## Instruction
Copy the data below exactly, omitting any picture it contains.

Items from a dataset
++++++++++

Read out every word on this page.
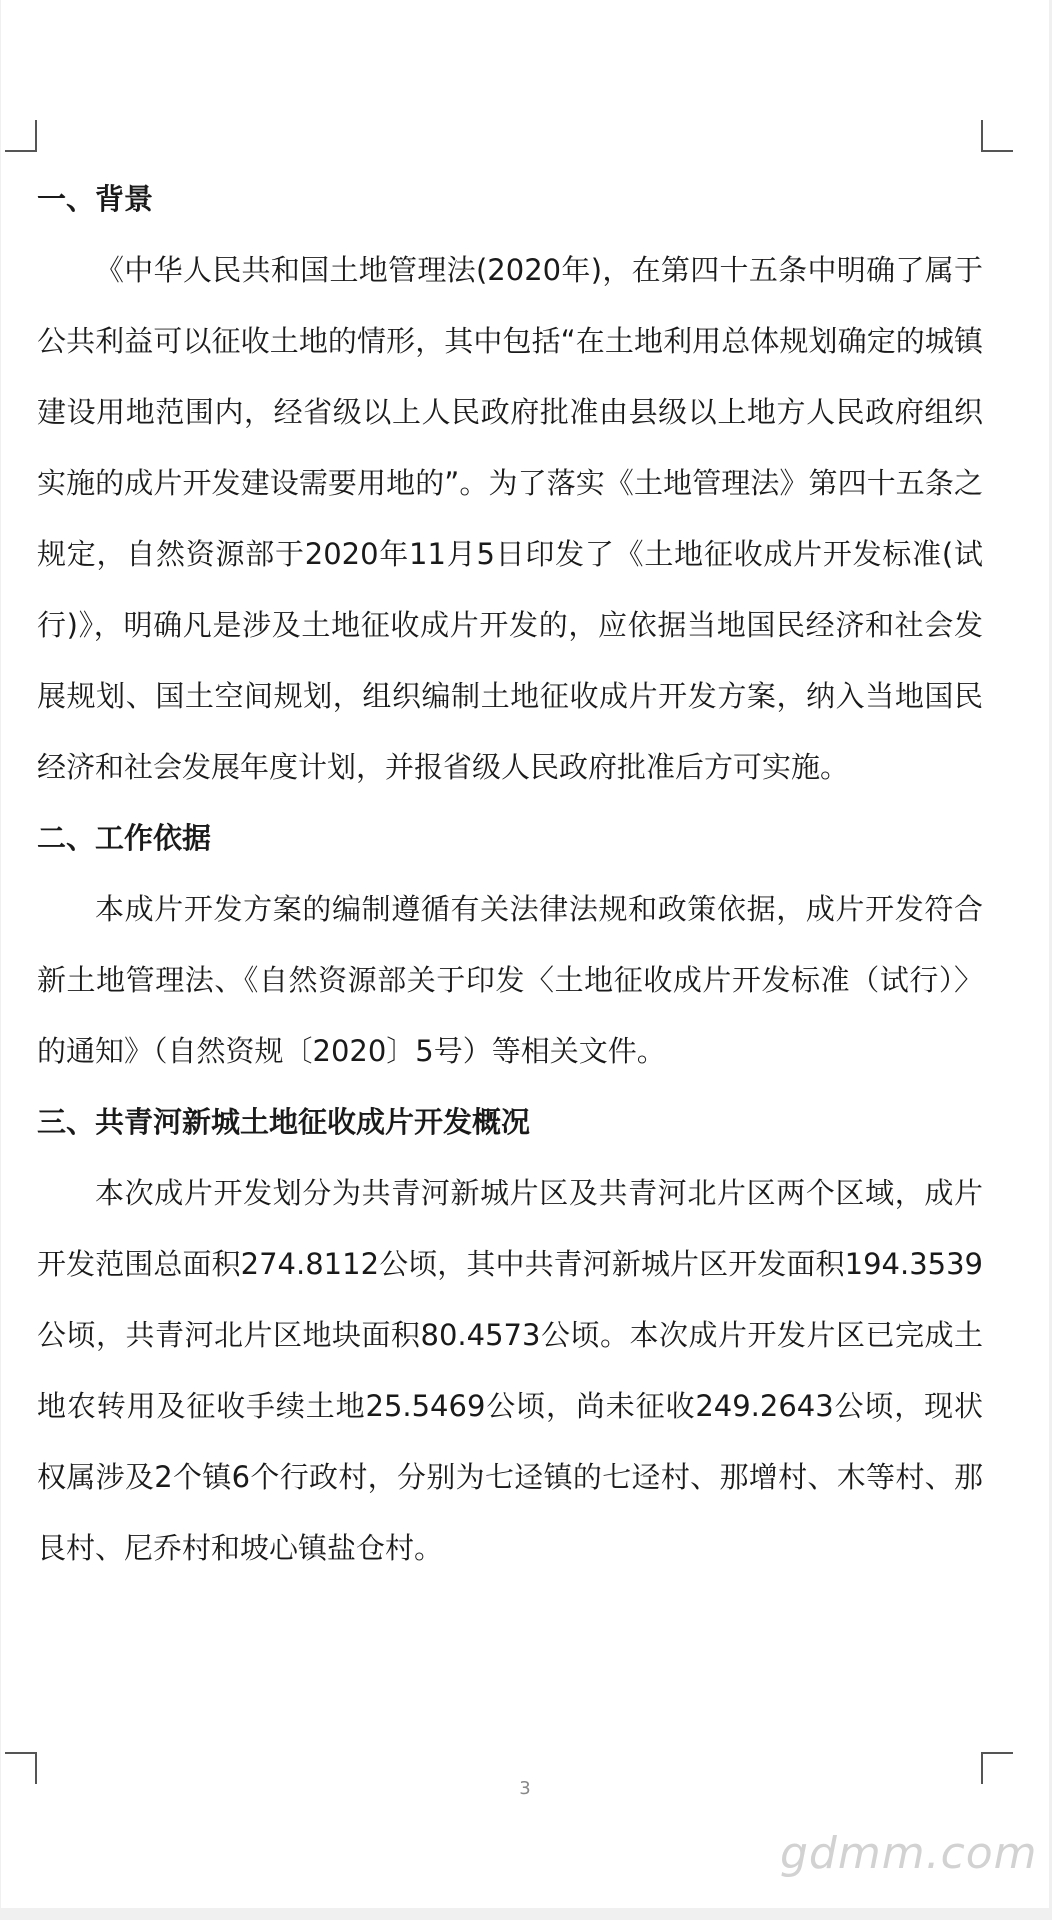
一、背景

《中华人民共和国土地管理法(2020年)，在第四十五条中明确了属于公共利益可以征收土地的情形，其中包括“在土地利用总体规划确定的城镇建设用地范围内，经省级以上人民政府批准由县级以上地方人民政府组织实施的成片开发建设需要用地的”。为了落实《土地管理法》第四十五条之规定，自然资源部于2020年11月5日印发了《土地征收成片开发标准(试行)》，明确凡是涉及土地征收成片开发的，应依据当地国民经济和社会发展规划、国土空间规划，组织编制土地征收成片开发方案，纳入当地国民经济和社会发展年度计划，并报省级人民政府批准后方可实施。

二、工作依据

本成片开发方案的编制遵循有关法律法规和政策依据，成片开发符合新土地管理法、《自然资源部关于印发〈土地征收成片开发标准（试行）〉的通知》（自然资规〔2020〕5号）等相关文件。

三、共青河新城土地征收成片开发概况

本次成片开发划分为共青河新城片区及共青河北片区两个区域，成片开发范围总面积274.8112公顷，其中共青河新城片区开发面积194.3539公顷，共青河北片区地块面积80.4573公顷。本次成片开发片区已完成土地农转用及征收手续土地25.5469公顷，尚未征收249.2643公顷，现状权属涉及2个镇6个行政村，分别为七迳镇的七迳村、那增村、木等村、那艮村、尼乔村和坡心镇盐仓村。

3
gdmm.com
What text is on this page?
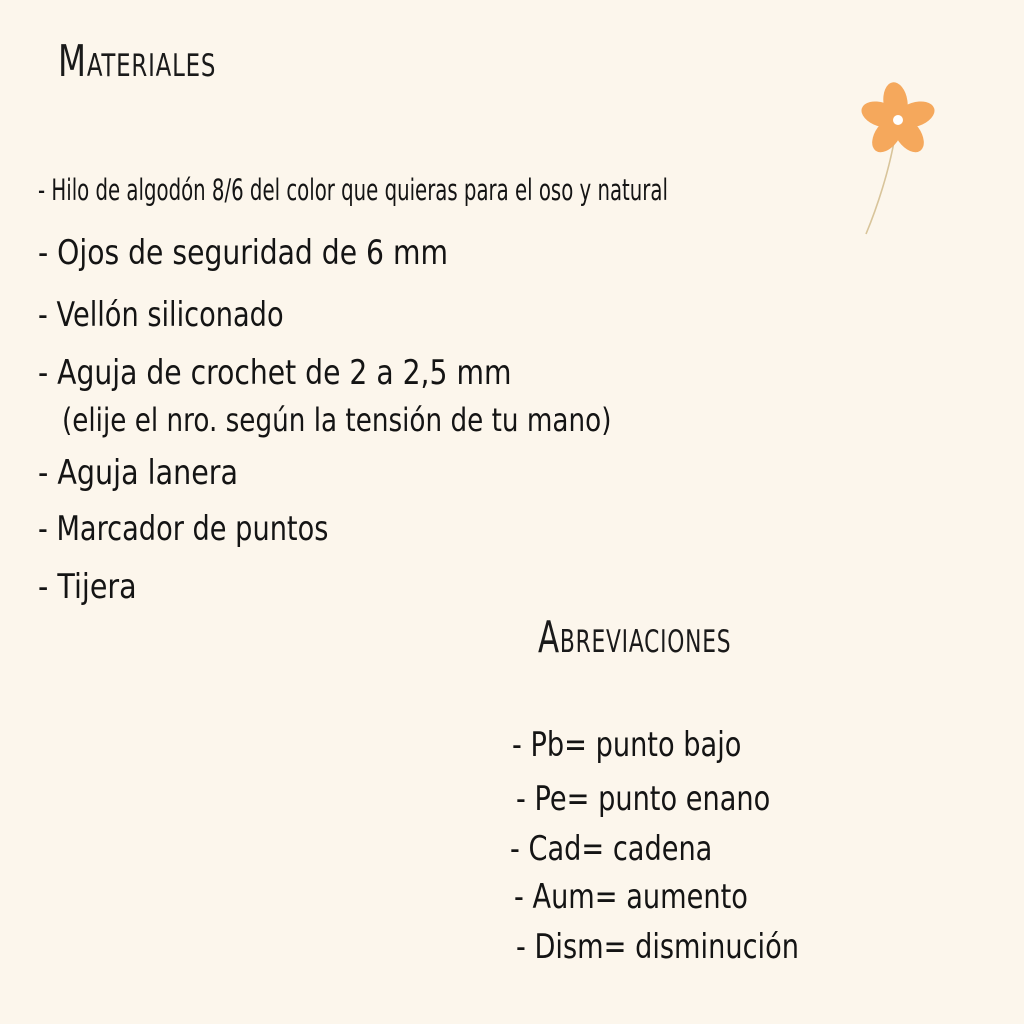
Materiales
- Hilo de algodón 8/6 del color que quieras para el oso y natural
- Ojos de seguridad de 6 mm
- Vellón siliconado
- Aguja de crochet de 2 a 2,5 mm
(elije el nro. según la tensión de tu mano)
- Aguja lanera
- Marcador de puntos
- Tijera
Abreviaciones
- Pb= punto bajo
- Pe= punto enano
- Cad= cadena
- Aum= aumento
- Dism= disminución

++++++++++

## Final answer
Read out every word on this page.
一、背景

《中华人民共和国土地管理法(2020年)，在第四十五条中明确了属于公共利益可以征收土地的情形，其中包括“在土地利用总体规划确定的城镇建设用地范围内，经省级以上人民政府批准由县级以上地方人民政府组织实施的成片开发建设需要用地的”。为了落实《土地管理法》第四十五条之规定，自然资源部于2020年11月5日印发了《土地征收成片开发标准(试行)》，明确凡是涉及土地征收成片开发的，应依据当地国民经济和社会发展规划、国土空间规划，组织编制土地征收成片开发方案，纳入当地国民经济和社会发展年度计划，并报省级人民政府批准后方可实施。

二、工作依据

本成片开发方案的编制遵循有关法律法规和政策依据，成片开发符合新土地管理法、《自然资源部关于印发〈土地征收成片开发标准（试行）〉的通知》（自然资规〔2020〕5号）等相关文件。

三、共青河新城土地征收成片开发概况

本次成片开发划分为共青河新城片区及共青河北片区两个区域，成片开发范围总面积274.8112公顷，其中共青河新城片区开发面积194.3539公顷，共青河北片区地块面积80.4573公顷。本次成片开发片区已完成土地农转用及征收手续土地25.5469公顷，尚未征收249.2643公顷，现状权属涉及2个镇6个行政村，分别为七迳镇的七迳村、那增村、木等村、那艮村、尼乔村和坡心镇盐仓村。

3
gdmm.com
What text is on this page?
Materiales
- Hilo de algodón 8/6 del color que quieras para el oso y natural
- Ojos de seguridad de 6 mm
- Vellón siliconado
- Aguja de crochet de 2 a 2,5 mm
(elije el nro. según la tensión de tu mano)
- Aguja lanera
- Marcador de puntos
- Tijera
Abreviaciones
- Pb= punto bajo
- Pe= punto enano
- Cad= cadena
- Aum= aumento
- Dism= disminución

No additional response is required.